**Problem to solve**
Format every line of the records below as a JSON list of strings, one string per line, leaving out blank lines and the pictures.

**The input**
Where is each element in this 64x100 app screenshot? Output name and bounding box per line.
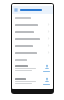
other: Contact bbox=[44, 64, 50, 70]
other: Menu bbox=[14, 8, 18, 12]
button[interactable] bbox=[12, 28, 53, 35]
button[interactable]: Contact bbox=[12, 75, 53, 87]
button[interactable] bbox=[12, 49, 53, 56]
button[interactable] bbox=[12, 35, 53, 42]
button[interactable]: Contact bbox=[12, 62, 53, 74]
other: Contact bbox=[44, 77, 50, 83]
button[interactable] bbox=[12, 21, 53, 28]
button[interactable]: Menu bbox=[12, 6, 53, 14]
button[interactable] bbox=[12, 42, 53, 49]
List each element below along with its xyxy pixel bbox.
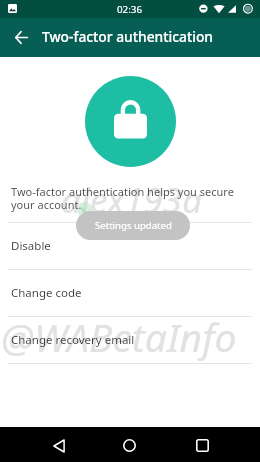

**Written answer**
[
  "Where is each element in this 64x100 app screenshot? Output name and bounding box per line.",
  "other: Contact bbox=[44, 64, 50, 70]",
  "other: Menu bbox=[14, 8, 18, 12]",
  "button[interactable] bbox=[12, 28, 53, 35]",
  "button[interactable]: Contact bbox=[12, 75, 53, 87]",
  "button[interactable] bbox=[12, 49, 53, 56]",
  "button[interactable] bbox=[12, 35, 53, 42]",
  "button[interactable]: Contact bbox=[12, 62, 53, 74]",
  "other: Contact bbox=[44, 77, 50, 83]",
  "button[interactable] bbox=[12, 21, 53, 28]",
  "button[interactable]: Menu bbox=[12, 6, 53, 14]",
  "button[interactable] bbox=[12, 42, 53, 49]",
  "List each element below along with its xyxy pixel bbox."
]